> [Goal] Locate the word "JSON" in the entries below, then gather every line that holds it.

-------- Stored rows --------

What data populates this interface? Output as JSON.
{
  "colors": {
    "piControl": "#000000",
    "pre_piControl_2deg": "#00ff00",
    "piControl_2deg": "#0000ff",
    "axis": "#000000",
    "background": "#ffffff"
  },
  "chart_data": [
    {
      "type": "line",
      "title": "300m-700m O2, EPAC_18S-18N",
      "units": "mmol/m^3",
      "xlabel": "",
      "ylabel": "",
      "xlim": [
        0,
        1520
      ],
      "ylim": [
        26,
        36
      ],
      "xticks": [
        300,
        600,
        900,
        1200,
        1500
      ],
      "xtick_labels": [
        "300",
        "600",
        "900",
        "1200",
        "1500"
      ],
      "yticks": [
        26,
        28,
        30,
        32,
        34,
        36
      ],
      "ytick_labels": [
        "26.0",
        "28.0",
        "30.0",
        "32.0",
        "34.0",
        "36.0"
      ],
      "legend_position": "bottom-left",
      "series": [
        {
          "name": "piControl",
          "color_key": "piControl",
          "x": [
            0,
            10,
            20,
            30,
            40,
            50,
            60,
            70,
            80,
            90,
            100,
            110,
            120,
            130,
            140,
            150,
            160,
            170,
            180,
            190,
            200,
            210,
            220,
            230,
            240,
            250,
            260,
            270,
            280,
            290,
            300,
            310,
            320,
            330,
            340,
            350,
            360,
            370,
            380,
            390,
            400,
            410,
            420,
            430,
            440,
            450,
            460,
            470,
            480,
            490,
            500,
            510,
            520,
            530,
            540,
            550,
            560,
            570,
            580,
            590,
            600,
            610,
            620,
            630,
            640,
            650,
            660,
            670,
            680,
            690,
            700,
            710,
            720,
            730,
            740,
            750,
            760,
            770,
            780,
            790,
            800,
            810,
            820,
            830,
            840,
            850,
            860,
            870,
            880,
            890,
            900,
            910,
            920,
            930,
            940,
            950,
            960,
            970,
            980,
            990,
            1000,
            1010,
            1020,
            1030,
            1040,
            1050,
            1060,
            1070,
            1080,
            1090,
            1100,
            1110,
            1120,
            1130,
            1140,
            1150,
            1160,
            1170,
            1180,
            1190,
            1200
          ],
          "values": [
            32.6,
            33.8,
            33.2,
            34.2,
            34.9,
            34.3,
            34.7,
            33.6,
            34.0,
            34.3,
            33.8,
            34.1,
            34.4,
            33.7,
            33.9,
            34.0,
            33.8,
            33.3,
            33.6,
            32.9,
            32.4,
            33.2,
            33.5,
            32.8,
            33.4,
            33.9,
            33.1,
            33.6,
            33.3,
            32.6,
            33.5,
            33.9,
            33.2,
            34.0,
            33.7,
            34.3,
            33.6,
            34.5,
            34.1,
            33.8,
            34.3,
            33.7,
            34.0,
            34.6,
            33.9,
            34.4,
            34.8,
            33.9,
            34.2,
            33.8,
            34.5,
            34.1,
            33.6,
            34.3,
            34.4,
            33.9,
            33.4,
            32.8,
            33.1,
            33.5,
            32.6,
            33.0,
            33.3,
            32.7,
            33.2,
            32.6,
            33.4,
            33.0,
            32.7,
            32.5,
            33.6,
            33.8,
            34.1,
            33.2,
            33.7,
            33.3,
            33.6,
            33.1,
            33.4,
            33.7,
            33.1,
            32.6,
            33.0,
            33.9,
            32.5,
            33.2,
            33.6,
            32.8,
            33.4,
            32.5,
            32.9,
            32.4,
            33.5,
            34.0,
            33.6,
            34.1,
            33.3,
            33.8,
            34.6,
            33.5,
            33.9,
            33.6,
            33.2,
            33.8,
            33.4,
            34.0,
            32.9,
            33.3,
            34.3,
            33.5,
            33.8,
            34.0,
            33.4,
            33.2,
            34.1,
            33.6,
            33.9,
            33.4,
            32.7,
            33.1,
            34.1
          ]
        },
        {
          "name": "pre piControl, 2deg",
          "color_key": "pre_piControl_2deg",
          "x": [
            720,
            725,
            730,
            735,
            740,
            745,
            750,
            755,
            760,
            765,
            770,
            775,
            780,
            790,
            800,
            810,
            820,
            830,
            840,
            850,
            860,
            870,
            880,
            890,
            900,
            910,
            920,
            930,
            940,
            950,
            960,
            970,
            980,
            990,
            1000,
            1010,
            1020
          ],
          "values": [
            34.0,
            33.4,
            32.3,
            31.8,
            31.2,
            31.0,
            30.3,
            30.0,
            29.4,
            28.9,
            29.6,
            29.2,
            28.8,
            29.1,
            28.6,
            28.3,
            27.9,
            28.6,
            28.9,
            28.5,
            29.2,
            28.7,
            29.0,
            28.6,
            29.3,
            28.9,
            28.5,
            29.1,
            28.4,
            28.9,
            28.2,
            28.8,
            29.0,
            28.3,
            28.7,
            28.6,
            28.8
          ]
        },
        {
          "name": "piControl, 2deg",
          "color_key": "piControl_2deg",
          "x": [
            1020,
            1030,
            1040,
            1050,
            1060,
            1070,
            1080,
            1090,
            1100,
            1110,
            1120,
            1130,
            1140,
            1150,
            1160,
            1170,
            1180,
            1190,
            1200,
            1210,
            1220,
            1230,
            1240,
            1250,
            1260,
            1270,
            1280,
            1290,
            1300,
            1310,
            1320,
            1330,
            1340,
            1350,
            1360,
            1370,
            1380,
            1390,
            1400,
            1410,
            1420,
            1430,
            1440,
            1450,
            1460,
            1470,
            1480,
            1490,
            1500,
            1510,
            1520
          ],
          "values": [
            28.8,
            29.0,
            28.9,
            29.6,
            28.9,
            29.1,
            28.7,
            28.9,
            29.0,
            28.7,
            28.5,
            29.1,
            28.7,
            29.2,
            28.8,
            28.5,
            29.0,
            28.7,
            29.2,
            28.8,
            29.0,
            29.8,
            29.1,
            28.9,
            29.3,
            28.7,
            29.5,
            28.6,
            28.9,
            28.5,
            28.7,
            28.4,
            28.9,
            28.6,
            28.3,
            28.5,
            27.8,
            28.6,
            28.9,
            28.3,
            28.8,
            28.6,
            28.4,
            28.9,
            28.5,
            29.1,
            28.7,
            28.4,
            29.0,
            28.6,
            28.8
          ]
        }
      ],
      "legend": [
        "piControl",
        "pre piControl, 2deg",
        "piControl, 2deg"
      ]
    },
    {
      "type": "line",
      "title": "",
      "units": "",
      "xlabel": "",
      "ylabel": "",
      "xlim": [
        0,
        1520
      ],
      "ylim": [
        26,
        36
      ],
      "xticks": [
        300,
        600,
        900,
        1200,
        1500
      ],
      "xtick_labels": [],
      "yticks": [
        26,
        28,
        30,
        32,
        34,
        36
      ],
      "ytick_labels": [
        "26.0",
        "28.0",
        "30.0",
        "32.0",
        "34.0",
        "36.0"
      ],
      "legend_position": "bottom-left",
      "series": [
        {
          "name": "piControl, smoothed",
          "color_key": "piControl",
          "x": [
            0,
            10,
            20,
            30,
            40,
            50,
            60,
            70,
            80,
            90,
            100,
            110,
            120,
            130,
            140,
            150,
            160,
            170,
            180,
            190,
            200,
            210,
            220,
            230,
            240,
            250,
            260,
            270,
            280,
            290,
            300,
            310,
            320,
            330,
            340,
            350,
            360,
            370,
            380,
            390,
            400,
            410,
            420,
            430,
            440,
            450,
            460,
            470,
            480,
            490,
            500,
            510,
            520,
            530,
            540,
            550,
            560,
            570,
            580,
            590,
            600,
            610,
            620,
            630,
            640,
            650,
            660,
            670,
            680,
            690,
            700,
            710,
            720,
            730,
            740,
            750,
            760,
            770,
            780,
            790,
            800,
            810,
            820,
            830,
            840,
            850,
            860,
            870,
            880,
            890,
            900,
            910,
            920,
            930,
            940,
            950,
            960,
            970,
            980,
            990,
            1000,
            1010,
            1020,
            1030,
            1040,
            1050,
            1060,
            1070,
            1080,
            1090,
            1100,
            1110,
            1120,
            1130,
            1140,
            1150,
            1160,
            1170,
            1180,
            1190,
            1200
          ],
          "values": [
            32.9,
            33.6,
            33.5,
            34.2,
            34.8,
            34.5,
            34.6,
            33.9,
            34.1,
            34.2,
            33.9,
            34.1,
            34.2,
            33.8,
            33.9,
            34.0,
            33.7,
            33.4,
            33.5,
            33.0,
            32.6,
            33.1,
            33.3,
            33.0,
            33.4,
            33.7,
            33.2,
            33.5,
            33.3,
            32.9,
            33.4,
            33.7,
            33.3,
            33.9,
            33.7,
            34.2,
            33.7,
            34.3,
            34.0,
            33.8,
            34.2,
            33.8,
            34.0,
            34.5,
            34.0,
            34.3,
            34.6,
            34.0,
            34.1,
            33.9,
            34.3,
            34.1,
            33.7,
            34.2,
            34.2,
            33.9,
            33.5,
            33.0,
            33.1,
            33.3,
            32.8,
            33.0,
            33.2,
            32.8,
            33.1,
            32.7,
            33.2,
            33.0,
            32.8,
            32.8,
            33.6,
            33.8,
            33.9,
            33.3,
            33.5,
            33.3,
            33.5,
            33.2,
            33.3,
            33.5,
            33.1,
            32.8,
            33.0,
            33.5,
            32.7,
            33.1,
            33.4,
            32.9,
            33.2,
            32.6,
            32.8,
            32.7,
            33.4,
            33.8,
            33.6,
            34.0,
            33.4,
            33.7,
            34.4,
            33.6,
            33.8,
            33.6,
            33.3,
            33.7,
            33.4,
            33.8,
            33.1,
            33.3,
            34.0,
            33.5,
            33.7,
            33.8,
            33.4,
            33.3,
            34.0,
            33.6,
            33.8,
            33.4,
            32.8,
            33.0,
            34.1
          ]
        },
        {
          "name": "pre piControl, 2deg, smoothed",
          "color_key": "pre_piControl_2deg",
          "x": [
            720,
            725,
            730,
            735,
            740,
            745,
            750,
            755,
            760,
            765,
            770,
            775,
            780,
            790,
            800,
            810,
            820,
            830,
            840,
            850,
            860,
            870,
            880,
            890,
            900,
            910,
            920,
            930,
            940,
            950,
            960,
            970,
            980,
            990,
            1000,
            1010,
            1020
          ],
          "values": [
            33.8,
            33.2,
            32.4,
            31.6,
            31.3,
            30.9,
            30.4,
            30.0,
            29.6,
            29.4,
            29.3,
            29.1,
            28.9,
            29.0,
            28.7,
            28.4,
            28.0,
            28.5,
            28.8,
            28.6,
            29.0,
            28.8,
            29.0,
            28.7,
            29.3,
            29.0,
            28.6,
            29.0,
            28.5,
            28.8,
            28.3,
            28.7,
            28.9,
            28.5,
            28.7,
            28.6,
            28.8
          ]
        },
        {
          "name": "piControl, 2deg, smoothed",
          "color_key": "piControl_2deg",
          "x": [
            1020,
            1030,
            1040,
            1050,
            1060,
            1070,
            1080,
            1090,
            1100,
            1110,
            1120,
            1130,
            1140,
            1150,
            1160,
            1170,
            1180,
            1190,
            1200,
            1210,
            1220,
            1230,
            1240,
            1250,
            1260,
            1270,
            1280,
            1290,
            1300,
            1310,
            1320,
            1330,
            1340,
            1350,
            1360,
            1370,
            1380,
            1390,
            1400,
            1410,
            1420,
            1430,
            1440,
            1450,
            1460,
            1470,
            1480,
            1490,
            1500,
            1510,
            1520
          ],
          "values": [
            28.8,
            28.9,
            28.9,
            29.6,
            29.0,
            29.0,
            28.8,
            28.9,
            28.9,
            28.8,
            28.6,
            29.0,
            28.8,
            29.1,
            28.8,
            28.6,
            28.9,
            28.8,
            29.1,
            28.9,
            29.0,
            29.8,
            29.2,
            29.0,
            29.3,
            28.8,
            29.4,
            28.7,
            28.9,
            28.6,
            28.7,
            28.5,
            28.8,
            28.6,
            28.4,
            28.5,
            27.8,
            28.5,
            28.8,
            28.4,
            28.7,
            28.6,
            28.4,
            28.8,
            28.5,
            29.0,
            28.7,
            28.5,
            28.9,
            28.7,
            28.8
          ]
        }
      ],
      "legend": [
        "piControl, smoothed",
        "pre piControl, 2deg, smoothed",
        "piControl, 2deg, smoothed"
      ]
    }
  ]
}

--------
-------- Stored rows --------

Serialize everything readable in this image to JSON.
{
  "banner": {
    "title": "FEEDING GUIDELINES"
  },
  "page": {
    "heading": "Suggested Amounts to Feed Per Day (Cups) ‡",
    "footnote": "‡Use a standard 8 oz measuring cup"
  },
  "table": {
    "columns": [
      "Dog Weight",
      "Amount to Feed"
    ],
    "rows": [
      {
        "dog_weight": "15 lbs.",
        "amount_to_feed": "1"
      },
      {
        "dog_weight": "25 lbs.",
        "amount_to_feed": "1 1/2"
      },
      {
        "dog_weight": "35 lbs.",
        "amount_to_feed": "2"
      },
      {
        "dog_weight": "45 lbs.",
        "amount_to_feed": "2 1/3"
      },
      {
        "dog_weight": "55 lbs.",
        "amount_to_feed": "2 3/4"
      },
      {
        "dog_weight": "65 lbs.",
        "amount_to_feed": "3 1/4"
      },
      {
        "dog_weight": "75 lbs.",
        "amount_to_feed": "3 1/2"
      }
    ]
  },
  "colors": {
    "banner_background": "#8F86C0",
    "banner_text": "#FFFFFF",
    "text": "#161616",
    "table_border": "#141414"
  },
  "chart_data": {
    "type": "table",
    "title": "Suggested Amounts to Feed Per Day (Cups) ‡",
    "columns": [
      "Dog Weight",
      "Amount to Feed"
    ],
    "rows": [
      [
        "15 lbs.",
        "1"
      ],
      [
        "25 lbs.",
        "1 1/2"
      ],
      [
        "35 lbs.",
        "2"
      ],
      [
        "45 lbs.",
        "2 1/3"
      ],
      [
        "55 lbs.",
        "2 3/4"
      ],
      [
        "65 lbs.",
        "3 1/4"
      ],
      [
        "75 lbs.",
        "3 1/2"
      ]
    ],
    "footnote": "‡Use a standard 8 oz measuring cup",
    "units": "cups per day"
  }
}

--------

> [Worked answer]
What data populates this interface? Output as JSON.
Serialize everything readable in this image to JSON.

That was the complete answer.